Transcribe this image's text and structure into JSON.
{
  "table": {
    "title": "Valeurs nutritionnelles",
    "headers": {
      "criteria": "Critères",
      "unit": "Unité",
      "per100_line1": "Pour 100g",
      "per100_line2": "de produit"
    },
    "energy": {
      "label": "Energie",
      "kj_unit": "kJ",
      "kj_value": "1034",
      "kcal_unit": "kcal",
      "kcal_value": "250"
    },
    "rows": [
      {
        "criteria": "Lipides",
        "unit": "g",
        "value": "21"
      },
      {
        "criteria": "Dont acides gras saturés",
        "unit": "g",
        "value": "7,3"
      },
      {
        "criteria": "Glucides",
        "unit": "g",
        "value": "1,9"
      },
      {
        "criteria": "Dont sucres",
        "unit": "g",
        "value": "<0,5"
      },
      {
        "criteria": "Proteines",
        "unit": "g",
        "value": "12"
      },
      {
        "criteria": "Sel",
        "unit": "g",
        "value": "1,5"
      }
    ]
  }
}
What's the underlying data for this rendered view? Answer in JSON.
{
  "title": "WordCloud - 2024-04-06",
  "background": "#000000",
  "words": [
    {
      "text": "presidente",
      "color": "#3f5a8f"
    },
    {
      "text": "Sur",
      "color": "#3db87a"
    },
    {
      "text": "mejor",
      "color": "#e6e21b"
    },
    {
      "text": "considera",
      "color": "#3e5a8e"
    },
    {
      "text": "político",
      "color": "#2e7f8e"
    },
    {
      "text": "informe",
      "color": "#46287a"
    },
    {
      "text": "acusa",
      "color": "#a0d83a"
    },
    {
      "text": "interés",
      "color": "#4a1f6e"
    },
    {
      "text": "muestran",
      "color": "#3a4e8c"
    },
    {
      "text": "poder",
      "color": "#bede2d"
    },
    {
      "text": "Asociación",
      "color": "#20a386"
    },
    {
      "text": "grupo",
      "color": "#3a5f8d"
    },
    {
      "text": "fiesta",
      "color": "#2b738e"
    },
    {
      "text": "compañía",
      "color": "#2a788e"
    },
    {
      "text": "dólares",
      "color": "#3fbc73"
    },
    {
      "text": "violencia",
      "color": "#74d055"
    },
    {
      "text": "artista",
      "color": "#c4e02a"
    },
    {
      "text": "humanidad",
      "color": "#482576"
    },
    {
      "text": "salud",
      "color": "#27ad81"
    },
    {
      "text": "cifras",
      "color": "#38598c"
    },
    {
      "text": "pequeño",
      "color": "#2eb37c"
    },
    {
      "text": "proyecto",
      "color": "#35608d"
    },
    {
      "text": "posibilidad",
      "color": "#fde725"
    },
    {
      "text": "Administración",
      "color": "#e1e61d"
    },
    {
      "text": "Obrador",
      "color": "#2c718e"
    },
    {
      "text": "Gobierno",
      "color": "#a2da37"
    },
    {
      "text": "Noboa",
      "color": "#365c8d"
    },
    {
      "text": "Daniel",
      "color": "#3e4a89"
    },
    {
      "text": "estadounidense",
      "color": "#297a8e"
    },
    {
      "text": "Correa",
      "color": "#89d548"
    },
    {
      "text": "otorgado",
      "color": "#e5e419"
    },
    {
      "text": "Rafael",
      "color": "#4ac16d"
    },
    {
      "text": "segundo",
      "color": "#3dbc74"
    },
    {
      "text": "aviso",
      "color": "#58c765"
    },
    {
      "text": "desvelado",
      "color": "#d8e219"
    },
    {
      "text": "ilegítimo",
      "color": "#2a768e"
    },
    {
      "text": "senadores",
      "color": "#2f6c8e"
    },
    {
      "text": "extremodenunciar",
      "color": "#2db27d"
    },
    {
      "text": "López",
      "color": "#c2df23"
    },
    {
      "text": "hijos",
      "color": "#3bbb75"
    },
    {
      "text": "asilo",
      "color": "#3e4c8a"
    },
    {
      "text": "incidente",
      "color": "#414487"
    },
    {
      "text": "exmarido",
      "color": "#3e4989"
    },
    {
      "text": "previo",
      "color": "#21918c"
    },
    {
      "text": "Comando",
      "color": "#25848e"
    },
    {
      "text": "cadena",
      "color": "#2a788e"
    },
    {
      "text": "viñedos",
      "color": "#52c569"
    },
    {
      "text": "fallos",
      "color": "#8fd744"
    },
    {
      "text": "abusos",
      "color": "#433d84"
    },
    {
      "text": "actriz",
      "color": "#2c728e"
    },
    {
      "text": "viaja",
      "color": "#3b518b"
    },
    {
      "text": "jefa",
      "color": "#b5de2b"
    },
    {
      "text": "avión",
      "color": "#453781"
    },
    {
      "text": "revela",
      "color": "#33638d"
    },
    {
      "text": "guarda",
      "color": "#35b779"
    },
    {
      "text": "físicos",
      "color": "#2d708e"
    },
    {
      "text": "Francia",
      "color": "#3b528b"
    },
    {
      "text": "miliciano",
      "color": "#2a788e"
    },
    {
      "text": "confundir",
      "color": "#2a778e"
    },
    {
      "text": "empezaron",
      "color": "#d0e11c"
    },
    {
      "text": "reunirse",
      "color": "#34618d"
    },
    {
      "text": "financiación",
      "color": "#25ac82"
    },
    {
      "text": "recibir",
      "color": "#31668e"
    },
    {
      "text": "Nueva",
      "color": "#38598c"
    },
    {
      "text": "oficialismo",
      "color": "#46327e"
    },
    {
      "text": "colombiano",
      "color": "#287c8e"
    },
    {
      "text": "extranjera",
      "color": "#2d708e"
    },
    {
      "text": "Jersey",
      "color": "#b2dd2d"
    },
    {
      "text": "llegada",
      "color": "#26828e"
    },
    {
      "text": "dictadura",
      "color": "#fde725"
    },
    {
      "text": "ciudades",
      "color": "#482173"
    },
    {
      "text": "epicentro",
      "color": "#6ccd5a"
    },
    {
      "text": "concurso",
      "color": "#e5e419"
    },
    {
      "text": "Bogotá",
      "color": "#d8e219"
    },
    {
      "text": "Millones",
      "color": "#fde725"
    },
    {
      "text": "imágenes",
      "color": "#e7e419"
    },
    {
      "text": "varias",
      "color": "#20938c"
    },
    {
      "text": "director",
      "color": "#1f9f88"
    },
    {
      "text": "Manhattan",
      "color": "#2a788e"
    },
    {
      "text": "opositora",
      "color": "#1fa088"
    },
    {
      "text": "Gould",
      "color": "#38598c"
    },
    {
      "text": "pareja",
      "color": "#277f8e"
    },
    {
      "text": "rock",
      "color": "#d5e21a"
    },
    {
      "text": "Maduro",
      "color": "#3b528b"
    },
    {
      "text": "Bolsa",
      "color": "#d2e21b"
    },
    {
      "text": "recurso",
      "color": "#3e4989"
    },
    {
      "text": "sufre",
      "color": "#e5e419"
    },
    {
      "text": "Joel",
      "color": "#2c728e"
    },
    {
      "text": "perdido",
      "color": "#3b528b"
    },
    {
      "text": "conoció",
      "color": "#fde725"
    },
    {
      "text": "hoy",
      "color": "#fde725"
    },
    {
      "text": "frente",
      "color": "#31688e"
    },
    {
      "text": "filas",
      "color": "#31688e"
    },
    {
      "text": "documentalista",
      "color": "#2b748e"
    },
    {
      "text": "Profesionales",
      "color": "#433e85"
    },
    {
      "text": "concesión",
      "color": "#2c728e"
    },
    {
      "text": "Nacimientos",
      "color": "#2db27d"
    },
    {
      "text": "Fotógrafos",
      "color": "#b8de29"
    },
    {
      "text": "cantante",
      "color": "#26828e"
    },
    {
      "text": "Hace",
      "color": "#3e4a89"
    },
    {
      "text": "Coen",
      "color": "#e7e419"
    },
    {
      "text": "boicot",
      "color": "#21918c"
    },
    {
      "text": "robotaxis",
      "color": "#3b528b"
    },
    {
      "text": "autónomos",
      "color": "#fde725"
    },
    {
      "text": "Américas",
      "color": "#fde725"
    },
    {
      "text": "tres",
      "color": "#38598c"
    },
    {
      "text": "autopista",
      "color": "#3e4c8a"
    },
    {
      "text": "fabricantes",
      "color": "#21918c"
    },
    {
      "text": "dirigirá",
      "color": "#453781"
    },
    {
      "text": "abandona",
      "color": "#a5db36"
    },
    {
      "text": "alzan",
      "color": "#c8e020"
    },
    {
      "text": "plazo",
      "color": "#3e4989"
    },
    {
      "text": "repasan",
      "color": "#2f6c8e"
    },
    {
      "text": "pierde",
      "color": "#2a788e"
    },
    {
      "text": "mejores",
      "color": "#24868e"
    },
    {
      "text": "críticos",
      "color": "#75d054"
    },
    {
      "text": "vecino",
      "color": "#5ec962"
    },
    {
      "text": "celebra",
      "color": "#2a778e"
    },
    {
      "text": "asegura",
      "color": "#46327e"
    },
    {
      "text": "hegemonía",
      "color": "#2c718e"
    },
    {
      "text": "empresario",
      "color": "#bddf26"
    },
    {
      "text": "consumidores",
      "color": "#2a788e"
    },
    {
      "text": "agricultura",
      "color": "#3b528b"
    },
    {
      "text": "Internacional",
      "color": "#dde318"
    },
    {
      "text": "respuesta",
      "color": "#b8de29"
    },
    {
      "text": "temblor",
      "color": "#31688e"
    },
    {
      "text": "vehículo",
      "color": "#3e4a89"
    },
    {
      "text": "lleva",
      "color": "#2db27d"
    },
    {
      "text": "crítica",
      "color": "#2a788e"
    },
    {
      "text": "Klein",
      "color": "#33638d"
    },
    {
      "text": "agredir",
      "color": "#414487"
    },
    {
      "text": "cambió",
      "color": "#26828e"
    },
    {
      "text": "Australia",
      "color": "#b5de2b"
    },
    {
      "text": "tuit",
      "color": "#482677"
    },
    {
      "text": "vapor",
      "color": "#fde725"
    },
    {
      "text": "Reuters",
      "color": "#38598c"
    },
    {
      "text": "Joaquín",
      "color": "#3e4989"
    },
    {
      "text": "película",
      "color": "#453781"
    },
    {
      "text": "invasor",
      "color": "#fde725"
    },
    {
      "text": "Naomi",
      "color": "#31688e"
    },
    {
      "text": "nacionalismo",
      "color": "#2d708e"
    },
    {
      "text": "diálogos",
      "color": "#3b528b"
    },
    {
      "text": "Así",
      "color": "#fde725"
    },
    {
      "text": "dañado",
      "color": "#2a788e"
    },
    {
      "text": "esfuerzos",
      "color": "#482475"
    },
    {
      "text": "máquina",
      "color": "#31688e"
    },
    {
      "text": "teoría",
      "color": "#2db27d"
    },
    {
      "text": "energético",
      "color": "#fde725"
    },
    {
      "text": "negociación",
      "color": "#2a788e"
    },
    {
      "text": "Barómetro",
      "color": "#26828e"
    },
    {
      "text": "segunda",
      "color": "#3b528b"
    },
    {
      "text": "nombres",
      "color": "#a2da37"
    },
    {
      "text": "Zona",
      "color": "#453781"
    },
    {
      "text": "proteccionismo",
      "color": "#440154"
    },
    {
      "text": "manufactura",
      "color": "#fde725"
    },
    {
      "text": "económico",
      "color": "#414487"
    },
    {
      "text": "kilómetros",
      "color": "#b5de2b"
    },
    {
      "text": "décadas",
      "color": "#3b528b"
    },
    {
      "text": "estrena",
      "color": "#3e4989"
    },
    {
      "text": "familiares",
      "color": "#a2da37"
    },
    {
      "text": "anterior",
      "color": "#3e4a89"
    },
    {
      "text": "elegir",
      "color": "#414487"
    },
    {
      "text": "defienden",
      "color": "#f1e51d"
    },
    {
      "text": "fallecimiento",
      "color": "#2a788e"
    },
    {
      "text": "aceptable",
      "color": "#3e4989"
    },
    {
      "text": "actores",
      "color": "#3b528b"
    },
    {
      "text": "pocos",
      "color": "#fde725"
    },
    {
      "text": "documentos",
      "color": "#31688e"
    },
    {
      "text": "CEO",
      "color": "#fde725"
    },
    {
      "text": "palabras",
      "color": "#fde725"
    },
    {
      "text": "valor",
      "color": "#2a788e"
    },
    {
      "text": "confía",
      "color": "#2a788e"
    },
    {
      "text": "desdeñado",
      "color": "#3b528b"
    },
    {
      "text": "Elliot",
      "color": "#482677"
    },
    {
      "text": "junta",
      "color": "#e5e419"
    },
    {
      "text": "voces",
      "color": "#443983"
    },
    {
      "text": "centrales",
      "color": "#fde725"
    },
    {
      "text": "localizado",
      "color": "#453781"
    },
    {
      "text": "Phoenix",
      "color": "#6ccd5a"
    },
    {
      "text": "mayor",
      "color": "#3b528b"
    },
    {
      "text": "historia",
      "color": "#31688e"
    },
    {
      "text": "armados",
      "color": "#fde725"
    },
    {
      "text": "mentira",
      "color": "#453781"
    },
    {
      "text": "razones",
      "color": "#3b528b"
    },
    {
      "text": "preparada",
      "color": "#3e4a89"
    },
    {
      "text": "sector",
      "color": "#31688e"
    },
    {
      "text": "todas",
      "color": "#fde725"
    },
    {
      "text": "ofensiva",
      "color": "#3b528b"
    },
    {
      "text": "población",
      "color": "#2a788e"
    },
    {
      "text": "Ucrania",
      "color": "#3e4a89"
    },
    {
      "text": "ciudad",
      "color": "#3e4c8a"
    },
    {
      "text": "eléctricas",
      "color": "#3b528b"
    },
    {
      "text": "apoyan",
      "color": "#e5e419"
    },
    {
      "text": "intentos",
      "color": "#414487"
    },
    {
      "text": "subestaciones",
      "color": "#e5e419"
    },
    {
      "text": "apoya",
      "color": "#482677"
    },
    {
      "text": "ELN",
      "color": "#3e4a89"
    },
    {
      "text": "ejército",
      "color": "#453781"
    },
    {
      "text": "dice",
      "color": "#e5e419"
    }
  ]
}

» Exercise brief
Review the entries above and return every line where "this" appears.

» Result
Transcribe this image's text and structure into JSON.
What's the underlying data for this rendered view? Answer in JSON.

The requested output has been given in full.